Given instruction:
Find and copy lines holding "rgba".

Records for this exercise:
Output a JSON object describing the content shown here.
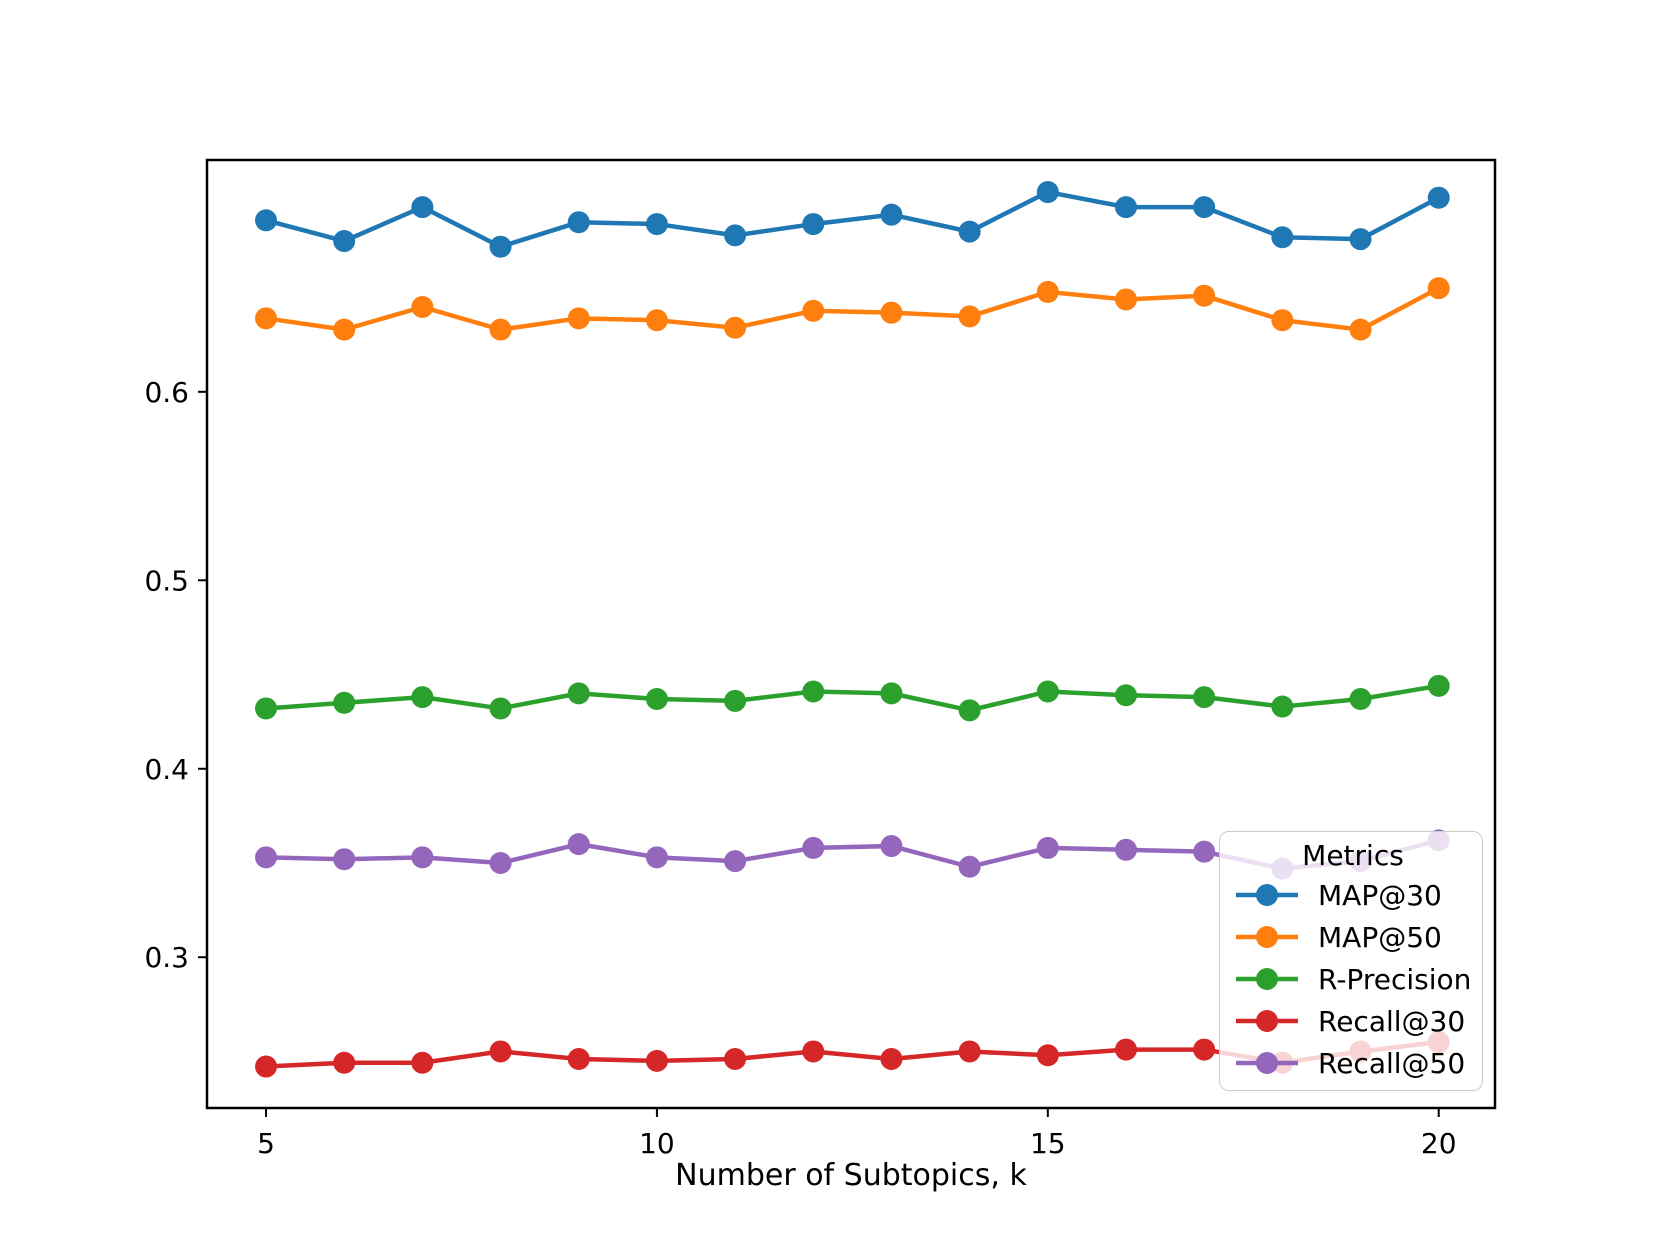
{
  "chart_data": {
    "type": "line",
    "xlabel": "Number of Subtopics, k",
    "ylabel": "",
    "x": [
      5,
      6,
      7,
      8,
      9,
      10,
      11,
      12,
      13,
      14,
      15,
      16,
      17,
      18,
      19,
      20
    ],
    "series": [
      {
        "name": "MAP@30",
        "color": "#1f77b4",
        "values": [
          0.691,
          0.68,
          0.698,
          0.677,
          0.69,
          0.689,
          0.683,
          0.689,
          0.694,
          0.685,
          0.706,
          0.698,
          0.698,
          0.682,
          0.681,
          0.703
        ]
      },
      {
        "name": "MAP@50",
        "color": "#ff7f0e",
        "values": [
          0.639,
          0.633,
          0.645,
          0.633,
          0.639,
          0.638,
          0.634,
          0.643,
          0.642,
          0.64,
          0.653,
          0.649,
          0.651,
          0.638,
          0.633,
          0.655
        ]
      },
      {
        "name": "R-Precision",
        "color": "#2ca02c",
        "values": [
          0.432,
          0.435,
          0.438,
          0.432,
          0.44,
          0.437,
          0.436,
          0.441,
          0.44,
          0.431,
          0.441,
          0.439,
          0.438,
          0.433,
          0.437,
          0.444
        ]
      },
      {
        "name": "Recall@30",
        "color": "#d62728",
        "values": [
          0.242,
          0.244,
          0.244,
          0.25,
          0.246,
          0.245,
          0.246,
          0.25,
          0.246,
          0.25,
          0.248,
          0.251,
          0.251,
          0.244,
          0.25,
          0.255
        ]
      },
      {
        "name": "Recall@50",
        "color": "#9467bd",
        "values": [
          0.353,
          0.352,
          0.353,
          0.35,
          0.36,
          0.353,
          0.351,
          0.358,
          0.359,
          0.348,
          0.358,
          0.357,
          0.356,
          0.347,
          0.351,
          0.362
        ]
      }
    ],
    "xlim": [
      4.245,
      20.72
    ],
    "ylim": [
      0.22,
      0.723
    ],
    "xticks": [
      5,
      10,
      15,
      20
    ],
    "yticks": [
      0.3,
      0.4,
      0.5,
      0.6
    ],
    "grid": false,
    "legend": {
      "title": "Metrics",
      "position": "lower right"
    }
  }
}
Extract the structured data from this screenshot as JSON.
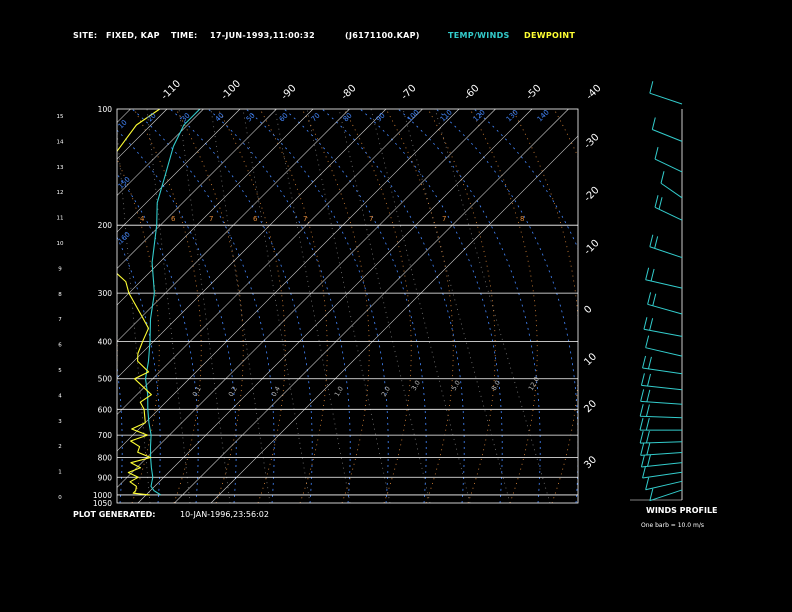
{
  "header": {
    "site_label": "SITE:",
    "site_value": "FIXED, KAP",
    "time_label": "TIME:",
    "time_value": "17-JUN-1993,11:00:32",
    "file_id": "(J6171100.KAP)",
    "legend_temp": "TEMP/WINDS",
    "legend_dew": "DEWPOINT"
  },
  "footer": {
    "generated_label": "PLOT GENERATED:",
    "generated_value": "10-JAN-1996,23:56:02",
    "winds_title": "WINDS PROFILE",
    "winds_note": "One barb = 10.0 m/s"
  },
  "colors": {
    "background": "#000000",
    "temperature": "#33cccc",
    "dewpoint": "#ffff33",
    "isobar": "#ffffff",
    "isotherm": "#ffffff",
    "dry_adiabat": "#e08a3a",
    "moist_adiabat": "#4488ff",
    "mixing_ratio": "#7a7a7a",
    "text": "#ffffff"
  },
  "chart_data": {
    "type": "line",
    "diagram": "skew-T log-P",
    "pressure_levels": [
      100,
      200,
      300,
      400,
      500,
      600,
      700,
      800,
      900,
      1000,
      1050
    ],
    "height_ticks_km": [
      0,
      1,
      2,
      3,
      4,
      5,
      6,
      7,
      8,
      9,
      10,
      11,
      12,
      13,
      14,
      15
    ],
    "isotherm_labels_top": [
      -110,
      -100,
      -90,
      -80,
      -70,
      -60,
      -50,
      -40
    ],
    "isotherm_labels_right": [
      -30,
      -20,
      -10,
      0,
      10,
      20,
      30
    ],
    "dry_adiabat_labels": [
      "4",
      "6",
      "7",
      "6",
      "7",
      "7",
      "7",
      "8"
    ],
    "moist_adiabat_labels": [
      "10",
      "20",
      "30",
      "40",
      "50",
      "60",
      "70",
      "80",
      "90",
      "100",
      "110",
      "120",
      "130",
      "140",
      "150",
      "160"
    ],
    "mixing_ratio_labels": [
      "0.1",
      "0.2",
      "0.4",
      "1.0",
      "2.0",
      "3.0",
      "5.0",
      "8.0",
      "12.0"
    ],
    "series": [
      {
        "key": "temperature",
        "points": [
          [
            1000,
            24
          ],
          [
            975,
            21
          ],
          [
            950,
            19
          ],
          [
            925,
            18
          ],
          [
            900,
            17
          ],
          [
            850,
            14
          ],
          [
            800,
            11
          ],
          [
            750,
            8
          ],
          [
            700,
            5
          ],
          [
            650,
            1
          ],
          [
            600,
            -3
          ],
          [
            550,
            -7
          ],
          [
            500,
            -12
          ],
          [
            450,
            -16
          ],
          [
            400,
            -21
          ],
          [
            350,
            -27
          ],
          [
            300,
            -33
          ],
          [
            250,
            -42
          ],
          [
            200,
            -51
          ],
          [
            175,
            -57
          ],
          [
            150,
            -62
          ],
          [
            125,
            -68
          ],
          [
            110,
            -71
          ],
          [
            100,
            -71
          ]
        ]
      },
      {
        "key": "dewpoint",
        "points": [
          [
            1000,
            21
          ],
          [
            990,
            16
          ],
          [
            975,
            16
          ],
          [
            950,
            15
          ],
          [
            925,
            12
          ],
          [
            900,
            13
          ],
          [
            875,
            9
          ],
          [
            850,
            11
          ],
          [
            825,
            7
          ],
          [
            800,
            11
          ],
          [
            775,
            6
          ],
          [
            750,
            5
          ],
          [
            725,
            1
          ],
          [
            700,
            4
          ],
          [
            675,
            -2
          ],
          [
            650,
            0
          ],
          [
            600,
            -4
          ],
          [
            575,
            -7
          ],
          [
            550,
            -6
          ],
          [
            500,
            -15
          ],
          [
            480,
            -13
          ],
          [
            450,
            -19
          ],
          [
            430,
            -21
          ],
          [
            400,
            -23
          ],
          [
            370,
            -25
          ],
          [
            340,
            -31
          ],
          [
            300,
            -40
          ],
          [
            280,
            -44
          ],
          [
            250,
            -55
          ],
          [
            230,
            -65
          ],
          [
            210,
            -67
          ],
          [
            200,
            -73
          ],
          [
            180,
            -74
          ],
          [
            160,
            -75
          ],
          [
            150,
            -77
          ],
          [
            130,
            -82
          ],
          [
            110,
            -84
          ],
          [
            100,
            -82
          ]
        ]
      }
    ],
    "wind_profile": [
      {
        "p": 1000,
        "dir": 230,
        "spd": 10
      },
      {
        "p": 950,
        "dir": 240,
        "spd": 12
      },
      {
        "p": 900,
        "dir": 250,
        "spd": 14
      },
      {
        "p": 850,
        "dir": 255,
        "spd": 15
      },
      {
        "p": 800,
        "dir": 260,
        "spd": 17
      },
      {
        "p": 750,
        "dir": 265,
        "spd": 18
      },
      {
        "p": 700,
        "dir": 270,
        "spd": 20
      },
      {
        "p": 650,
        "dir": 275,
        "spd": 21
      },
      {
        "p": 600,
        "dir": 280,
        "spd": 20
      },
      {
        "p": 550,
        "dir": 285,
        "spd": 17
      },
      {
        "p": 500,
        "dir": 290,
        "spd": 15
      },
      {
        "p": 450,
        "dir": 300,
        "spd": 14
      },
      {
        "p": 400,
        "dir": 295,
        "spd": 16
      },
      {
        "p": 350,
        "dir": 305,
        "spd": 18
      },
      {
        "p": 300,
        "dir": 300,
        "spd": 20
      },
      {
        "p": 250,
        "dir": 310,
        "spd": 17
      },
      {
        "p": 200,
        "dir": 320,
        "spd": 15
      },
      {
        "p": 175,
        "dir": 330,
        "spd": 12
      },
      {
        "p": 150,
        "dir": 320,
        "spd": 10
      },
      {
        "p": 125,
        "dir": 315,
        "spd": 8
      },
      {
        "p": 100,
        "dir": 310,
        "spd": 7
      }
    ],
    "wind_barb_speed": 10.0,
    "wind_speed_unit": "m/s",
    "grid": true
  }
}
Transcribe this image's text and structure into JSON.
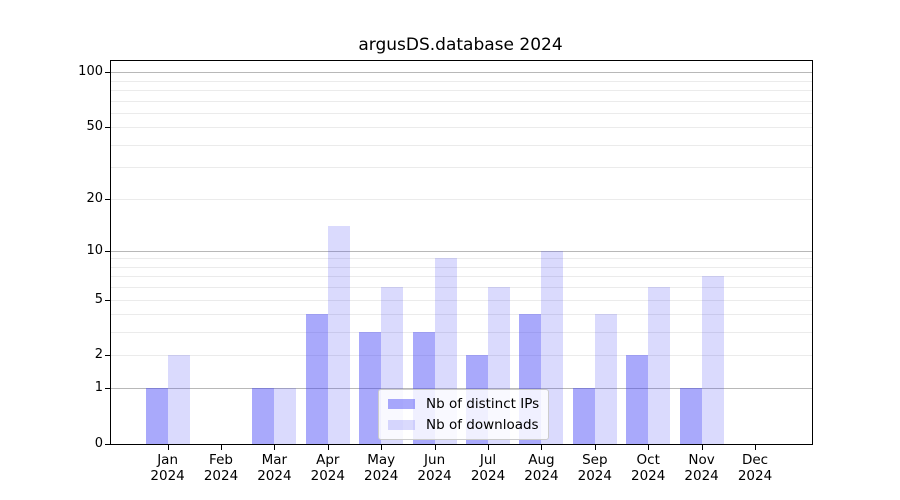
{
  "chart_data": {
    "type": "bar",
    "title": "argusDS.database 2024",
    "categories": [
      "Jan 2024",
      "Feb 2024",
      "Mar 2024",
      "Apr 2024",
      "May 2024",
      "Jun 2024",
      "Jul 2024",
      "Aug 2024",
      "Sep 2024",
      "Oct 2024",
      "Nov 2024",
      "Dec 2024"
    ],
    "x_tick_months": [
      "Jan",
      "Feb",
      "Mar",
      "Apr",
      "May",
      "Jun",
      "Jul",
      "Aug",
      "Sep",
      "Oct",
      "Nov",
      "Dec"
    ],
    "x_tick_year": "2024",
    "series": [
      {
        "name": "Nb of distinct IPs",
        "color": "rgba(60,60,245,0.44)",
        "color_on_white": "#aaaafa",
        "values": [
          1,
          0,
          1,
          4,
          3,
          3,
          2,
          4,
          1,
          2,
          1,
          0
        ]
      },
      {
        "name": "Nb of downloads",
        "color": "rgba(60,60,245,0.19)",
        "color_on_white": "#dadafd",
        "values": [
          2,
          0,
          1,
          14,
          6,
          9,
          6,
          10,
          4,
          6,
          7,
          0
        ]
      }
    ],
    "yscale": "log1p",
    "ylim": [
      0,
      115
    ],
    "y_tick_values": [
      0,
      1,
      2,
      5,
      10,
      20,
      50,
      100
    ],
    "y_tick_labels": [
      "0",
      "1",
      "2",
      "5",
      "10",
      "20",
      "50",
      "100"
    ],
    "y_major_gridlines": [
      1,
      10,
      100
    ],
    "y_minor_gridlines": [
      2,
      3,
      4,
      5,
      6,
      7,
      8,
      9,
      20,
      30,
      40,
      50,
      60,
      70,
      80,
      90
    ],
    "grid": true,
    "legend_position": "lower center"
  },
  "colors": {
    "background": "#ffffff",
    "spine": "#000000",
    "grid_major": "#b8b8b8",
    "grid_minor": "#ebebeb",
    "bar_distinct_ips": "#aaaafa",
    "bar_downloads": "#dadafd",
    "text": "#000000"
  }
}
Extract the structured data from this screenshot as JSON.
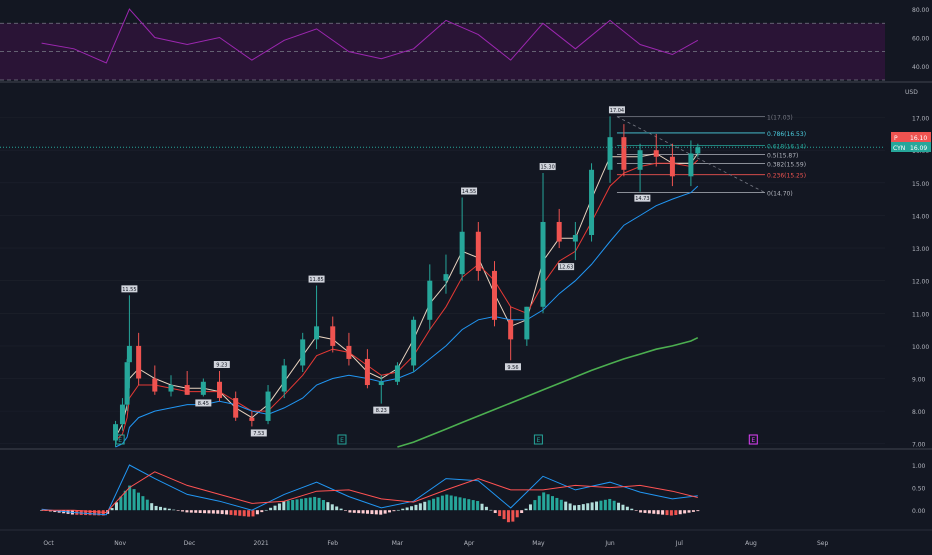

Task result:
        "color": "rgba(60,60,245,0.44)",
        "color": "rgba(60,60,245,0.19)",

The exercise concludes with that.